(Stored items)

________________________________________

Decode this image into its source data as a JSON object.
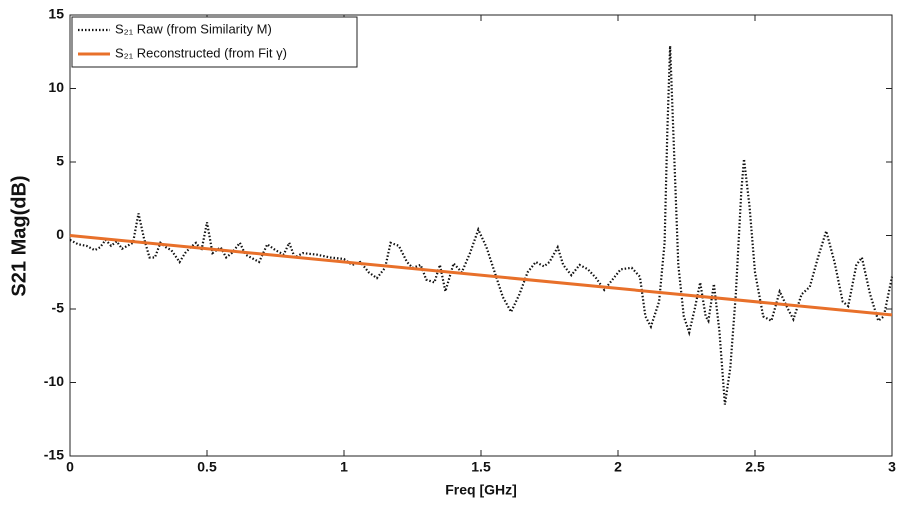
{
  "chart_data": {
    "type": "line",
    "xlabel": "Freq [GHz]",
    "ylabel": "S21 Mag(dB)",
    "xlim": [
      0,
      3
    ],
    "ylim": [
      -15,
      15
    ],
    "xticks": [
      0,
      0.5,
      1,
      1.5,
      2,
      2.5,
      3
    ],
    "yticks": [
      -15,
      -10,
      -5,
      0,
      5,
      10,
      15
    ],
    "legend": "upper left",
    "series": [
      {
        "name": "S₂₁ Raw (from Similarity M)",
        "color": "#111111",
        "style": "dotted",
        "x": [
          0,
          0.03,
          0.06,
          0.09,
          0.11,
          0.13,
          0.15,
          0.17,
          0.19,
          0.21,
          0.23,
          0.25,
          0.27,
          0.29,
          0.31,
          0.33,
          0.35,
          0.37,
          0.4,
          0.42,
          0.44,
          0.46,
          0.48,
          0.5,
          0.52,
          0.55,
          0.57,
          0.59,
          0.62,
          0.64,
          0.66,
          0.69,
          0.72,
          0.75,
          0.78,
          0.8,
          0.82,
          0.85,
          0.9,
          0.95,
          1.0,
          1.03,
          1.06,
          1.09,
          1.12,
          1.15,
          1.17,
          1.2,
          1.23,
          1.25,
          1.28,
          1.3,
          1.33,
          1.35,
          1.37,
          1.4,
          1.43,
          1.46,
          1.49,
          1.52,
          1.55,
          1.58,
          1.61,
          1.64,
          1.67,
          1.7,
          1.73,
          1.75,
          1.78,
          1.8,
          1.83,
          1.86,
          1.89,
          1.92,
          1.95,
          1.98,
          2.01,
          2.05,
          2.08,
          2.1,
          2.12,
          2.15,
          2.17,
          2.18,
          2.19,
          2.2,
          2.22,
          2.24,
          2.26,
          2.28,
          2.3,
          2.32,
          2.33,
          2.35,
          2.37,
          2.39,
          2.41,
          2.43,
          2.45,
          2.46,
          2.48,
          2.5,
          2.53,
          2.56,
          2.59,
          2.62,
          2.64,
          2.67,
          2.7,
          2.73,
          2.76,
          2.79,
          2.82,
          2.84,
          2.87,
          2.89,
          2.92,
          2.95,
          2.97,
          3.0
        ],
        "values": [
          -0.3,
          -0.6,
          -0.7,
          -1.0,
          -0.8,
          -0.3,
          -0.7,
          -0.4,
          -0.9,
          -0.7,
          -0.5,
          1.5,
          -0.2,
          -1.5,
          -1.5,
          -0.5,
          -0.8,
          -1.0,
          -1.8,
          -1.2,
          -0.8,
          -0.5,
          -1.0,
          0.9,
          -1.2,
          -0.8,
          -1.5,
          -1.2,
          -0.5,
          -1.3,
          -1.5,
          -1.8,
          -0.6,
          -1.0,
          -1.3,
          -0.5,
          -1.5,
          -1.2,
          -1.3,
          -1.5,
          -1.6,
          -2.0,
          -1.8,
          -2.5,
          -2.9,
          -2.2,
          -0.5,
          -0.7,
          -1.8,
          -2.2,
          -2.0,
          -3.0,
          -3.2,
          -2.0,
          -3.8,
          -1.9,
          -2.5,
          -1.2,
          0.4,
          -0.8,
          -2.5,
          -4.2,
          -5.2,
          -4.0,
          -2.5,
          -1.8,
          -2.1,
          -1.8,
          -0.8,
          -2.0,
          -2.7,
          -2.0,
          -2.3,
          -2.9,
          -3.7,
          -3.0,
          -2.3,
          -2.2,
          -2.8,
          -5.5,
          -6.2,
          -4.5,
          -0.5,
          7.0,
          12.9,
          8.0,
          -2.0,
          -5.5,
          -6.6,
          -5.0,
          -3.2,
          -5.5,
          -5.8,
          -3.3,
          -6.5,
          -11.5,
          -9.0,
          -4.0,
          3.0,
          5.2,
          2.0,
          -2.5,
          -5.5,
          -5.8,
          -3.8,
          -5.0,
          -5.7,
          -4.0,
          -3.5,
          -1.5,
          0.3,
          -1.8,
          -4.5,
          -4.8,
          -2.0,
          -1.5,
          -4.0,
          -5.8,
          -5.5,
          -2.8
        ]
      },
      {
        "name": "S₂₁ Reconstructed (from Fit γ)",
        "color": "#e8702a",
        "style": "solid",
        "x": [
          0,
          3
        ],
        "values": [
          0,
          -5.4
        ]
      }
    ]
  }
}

________________________________________

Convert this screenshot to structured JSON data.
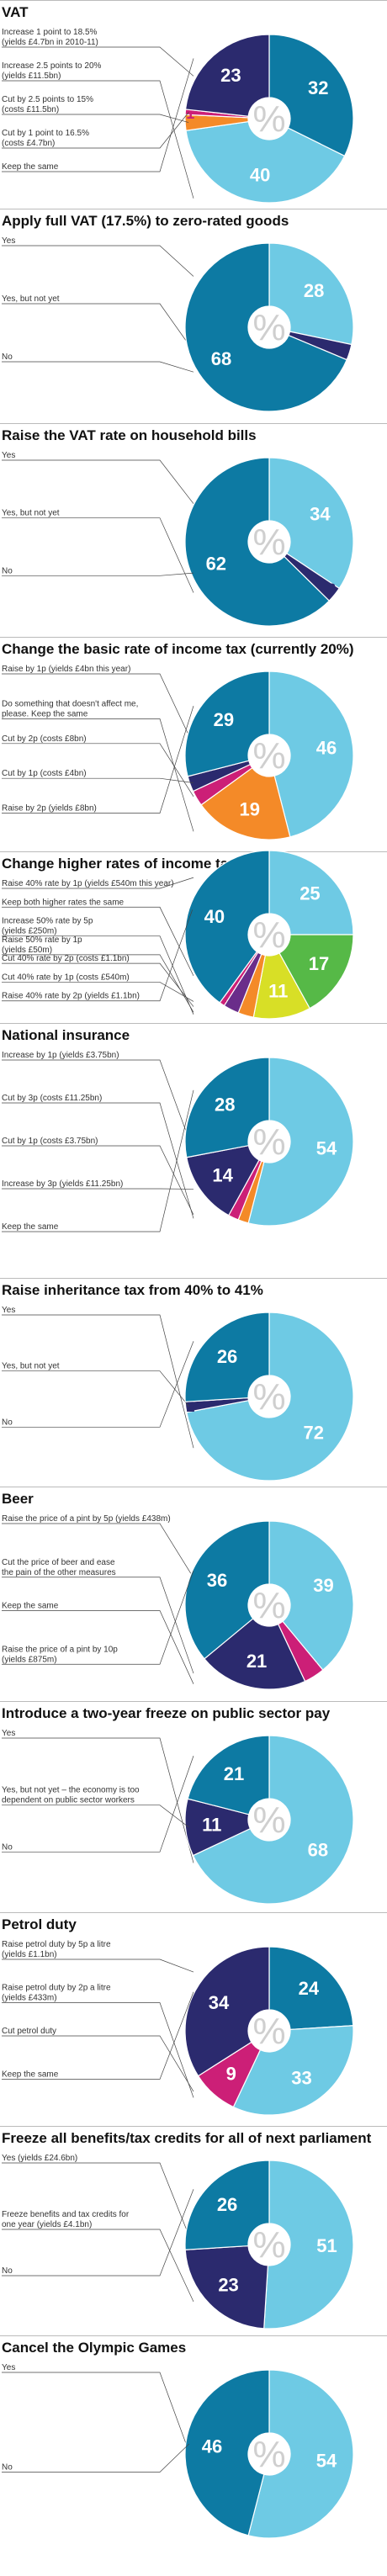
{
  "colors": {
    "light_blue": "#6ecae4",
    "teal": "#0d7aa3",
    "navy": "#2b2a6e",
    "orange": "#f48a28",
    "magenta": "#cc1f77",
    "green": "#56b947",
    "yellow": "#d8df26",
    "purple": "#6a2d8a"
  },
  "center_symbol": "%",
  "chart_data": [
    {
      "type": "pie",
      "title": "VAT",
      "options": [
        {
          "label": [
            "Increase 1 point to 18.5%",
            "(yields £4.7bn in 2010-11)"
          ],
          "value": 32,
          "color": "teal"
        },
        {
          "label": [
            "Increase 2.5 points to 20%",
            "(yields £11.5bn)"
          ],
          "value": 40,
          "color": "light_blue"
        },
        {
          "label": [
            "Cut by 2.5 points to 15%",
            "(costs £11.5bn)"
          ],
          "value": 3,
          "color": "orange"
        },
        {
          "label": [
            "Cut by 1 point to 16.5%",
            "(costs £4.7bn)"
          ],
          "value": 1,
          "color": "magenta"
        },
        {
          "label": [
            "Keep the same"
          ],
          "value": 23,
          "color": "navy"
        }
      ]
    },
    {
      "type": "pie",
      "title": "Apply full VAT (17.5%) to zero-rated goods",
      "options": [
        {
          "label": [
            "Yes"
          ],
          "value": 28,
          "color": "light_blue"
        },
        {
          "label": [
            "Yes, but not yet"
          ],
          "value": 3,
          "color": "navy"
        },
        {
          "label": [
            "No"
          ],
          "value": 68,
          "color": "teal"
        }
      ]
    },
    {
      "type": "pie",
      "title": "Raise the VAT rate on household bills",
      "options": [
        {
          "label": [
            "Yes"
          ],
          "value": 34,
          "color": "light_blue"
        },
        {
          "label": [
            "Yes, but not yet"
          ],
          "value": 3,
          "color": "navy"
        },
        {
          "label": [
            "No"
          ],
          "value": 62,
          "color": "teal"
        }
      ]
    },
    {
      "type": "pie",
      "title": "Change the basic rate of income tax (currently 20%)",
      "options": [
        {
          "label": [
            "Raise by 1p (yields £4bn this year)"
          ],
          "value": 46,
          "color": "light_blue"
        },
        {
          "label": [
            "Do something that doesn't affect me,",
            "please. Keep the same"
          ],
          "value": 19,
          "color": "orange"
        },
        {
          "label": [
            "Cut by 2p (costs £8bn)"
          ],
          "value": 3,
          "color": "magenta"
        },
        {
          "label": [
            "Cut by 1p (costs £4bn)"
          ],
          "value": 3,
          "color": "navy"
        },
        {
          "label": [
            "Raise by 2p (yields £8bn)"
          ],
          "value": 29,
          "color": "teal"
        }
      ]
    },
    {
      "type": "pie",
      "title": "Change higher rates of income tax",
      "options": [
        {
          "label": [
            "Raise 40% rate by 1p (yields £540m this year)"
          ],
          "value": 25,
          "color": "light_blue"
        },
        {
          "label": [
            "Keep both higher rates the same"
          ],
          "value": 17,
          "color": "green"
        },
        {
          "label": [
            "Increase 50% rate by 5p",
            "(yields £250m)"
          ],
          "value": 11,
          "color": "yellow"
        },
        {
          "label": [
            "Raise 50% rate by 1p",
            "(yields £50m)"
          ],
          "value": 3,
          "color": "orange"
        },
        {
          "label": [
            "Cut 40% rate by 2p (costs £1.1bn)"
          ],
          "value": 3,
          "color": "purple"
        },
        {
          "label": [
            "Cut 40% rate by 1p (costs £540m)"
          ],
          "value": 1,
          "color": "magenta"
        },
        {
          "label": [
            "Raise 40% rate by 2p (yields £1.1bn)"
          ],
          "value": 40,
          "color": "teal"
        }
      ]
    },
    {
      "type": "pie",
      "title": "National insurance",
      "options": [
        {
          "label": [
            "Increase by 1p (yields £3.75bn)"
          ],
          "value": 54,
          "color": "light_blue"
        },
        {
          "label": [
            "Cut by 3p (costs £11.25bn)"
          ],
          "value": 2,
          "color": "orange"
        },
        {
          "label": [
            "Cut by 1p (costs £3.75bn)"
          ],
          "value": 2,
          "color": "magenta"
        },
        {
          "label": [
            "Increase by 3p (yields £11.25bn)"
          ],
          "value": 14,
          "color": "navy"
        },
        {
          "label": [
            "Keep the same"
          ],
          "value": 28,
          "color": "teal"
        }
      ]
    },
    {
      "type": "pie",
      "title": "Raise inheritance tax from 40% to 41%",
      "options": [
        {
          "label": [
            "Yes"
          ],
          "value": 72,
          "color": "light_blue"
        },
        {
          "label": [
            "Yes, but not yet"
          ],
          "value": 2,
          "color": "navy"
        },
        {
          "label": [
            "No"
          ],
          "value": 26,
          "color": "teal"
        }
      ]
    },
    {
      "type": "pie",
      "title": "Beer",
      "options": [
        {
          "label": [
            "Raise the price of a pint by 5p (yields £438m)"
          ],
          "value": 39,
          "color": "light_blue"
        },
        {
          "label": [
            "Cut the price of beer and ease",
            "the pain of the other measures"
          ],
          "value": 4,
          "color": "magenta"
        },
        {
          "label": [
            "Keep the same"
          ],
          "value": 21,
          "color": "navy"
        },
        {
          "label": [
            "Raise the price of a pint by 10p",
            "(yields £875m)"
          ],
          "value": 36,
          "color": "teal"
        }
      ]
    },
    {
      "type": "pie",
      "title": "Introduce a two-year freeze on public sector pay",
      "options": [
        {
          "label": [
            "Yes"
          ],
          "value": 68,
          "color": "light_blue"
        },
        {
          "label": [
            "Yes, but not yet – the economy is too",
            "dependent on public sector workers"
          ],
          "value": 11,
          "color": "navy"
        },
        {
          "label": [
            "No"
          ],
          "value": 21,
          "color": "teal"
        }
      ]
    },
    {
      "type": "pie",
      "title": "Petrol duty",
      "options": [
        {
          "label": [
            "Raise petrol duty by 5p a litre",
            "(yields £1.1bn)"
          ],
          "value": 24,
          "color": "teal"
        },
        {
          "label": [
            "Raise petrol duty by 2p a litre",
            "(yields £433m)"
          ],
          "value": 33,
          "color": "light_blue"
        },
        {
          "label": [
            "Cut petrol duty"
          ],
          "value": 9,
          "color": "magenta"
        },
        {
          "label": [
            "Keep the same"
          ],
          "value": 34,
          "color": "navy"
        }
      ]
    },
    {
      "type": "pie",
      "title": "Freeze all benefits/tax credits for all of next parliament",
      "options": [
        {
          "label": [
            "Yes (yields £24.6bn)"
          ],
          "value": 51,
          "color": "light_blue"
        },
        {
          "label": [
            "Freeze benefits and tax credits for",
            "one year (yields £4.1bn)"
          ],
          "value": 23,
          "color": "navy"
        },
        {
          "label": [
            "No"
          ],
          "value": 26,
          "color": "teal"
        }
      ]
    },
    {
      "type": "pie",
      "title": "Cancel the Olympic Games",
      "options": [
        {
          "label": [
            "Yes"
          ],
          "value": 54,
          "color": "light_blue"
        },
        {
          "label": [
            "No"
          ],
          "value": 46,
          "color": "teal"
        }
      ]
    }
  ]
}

________________________________________

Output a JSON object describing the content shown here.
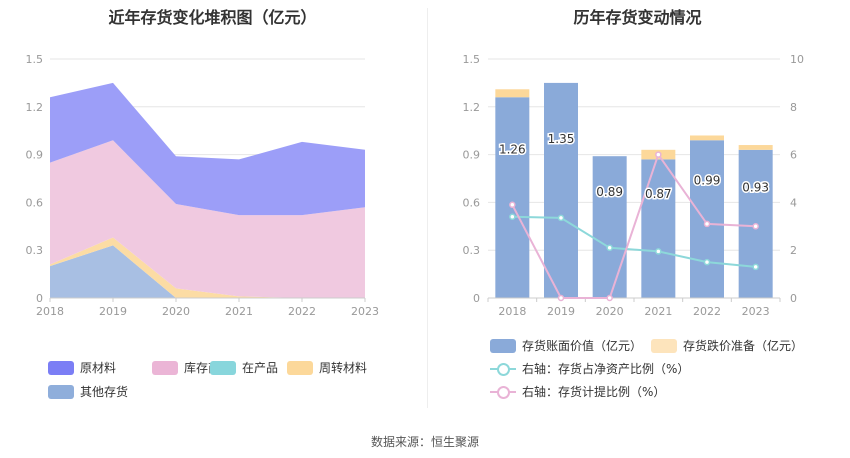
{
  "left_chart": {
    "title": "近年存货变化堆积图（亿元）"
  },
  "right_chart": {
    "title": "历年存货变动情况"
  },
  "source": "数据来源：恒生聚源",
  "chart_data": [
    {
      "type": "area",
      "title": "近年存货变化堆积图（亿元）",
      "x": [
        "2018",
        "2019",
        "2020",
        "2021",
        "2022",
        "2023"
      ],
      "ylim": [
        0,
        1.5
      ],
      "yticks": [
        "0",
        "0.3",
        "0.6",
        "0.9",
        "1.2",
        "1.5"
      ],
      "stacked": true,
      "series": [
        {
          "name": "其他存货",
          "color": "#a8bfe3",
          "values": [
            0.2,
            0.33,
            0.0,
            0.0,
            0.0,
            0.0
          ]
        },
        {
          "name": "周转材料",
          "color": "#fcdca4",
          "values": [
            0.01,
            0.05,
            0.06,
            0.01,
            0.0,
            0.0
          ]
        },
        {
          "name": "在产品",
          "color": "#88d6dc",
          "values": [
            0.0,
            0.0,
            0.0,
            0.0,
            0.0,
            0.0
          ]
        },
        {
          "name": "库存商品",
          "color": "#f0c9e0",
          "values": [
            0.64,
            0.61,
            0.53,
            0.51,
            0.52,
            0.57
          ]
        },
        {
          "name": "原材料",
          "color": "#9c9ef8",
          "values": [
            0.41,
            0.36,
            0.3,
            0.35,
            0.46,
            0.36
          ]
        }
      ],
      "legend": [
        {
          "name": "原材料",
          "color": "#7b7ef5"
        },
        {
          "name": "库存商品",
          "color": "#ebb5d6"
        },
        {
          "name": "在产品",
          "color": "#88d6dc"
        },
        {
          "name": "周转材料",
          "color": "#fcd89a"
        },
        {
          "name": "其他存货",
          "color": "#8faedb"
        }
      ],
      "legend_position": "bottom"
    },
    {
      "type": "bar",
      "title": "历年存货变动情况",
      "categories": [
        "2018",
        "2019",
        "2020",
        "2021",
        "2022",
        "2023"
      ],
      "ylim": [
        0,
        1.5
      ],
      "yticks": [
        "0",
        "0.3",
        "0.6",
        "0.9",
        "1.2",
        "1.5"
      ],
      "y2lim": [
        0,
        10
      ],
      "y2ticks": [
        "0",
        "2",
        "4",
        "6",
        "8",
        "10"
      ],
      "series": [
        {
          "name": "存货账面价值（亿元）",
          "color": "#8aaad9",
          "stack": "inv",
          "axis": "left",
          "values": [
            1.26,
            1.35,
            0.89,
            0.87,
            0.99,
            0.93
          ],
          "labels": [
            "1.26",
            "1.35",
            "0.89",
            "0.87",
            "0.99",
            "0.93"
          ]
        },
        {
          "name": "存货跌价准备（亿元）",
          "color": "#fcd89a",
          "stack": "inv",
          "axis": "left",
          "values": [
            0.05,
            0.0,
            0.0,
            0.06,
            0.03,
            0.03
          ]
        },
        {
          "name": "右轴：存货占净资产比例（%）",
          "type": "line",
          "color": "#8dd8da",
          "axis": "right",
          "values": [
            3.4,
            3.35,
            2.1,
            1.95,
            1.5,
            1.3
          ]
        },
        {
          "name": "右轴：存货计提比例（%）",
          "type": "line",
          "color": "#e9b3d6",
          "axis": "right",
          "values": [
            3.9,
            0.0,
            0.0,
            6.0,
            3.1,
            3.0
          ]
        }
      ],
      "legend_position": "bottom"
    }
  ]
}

________________________________________

From the listing above, pick out every line containing "pint".

            "Raise the price of a pint by 5p (yields £438m)"
            "Raise the price of a pint by 10p",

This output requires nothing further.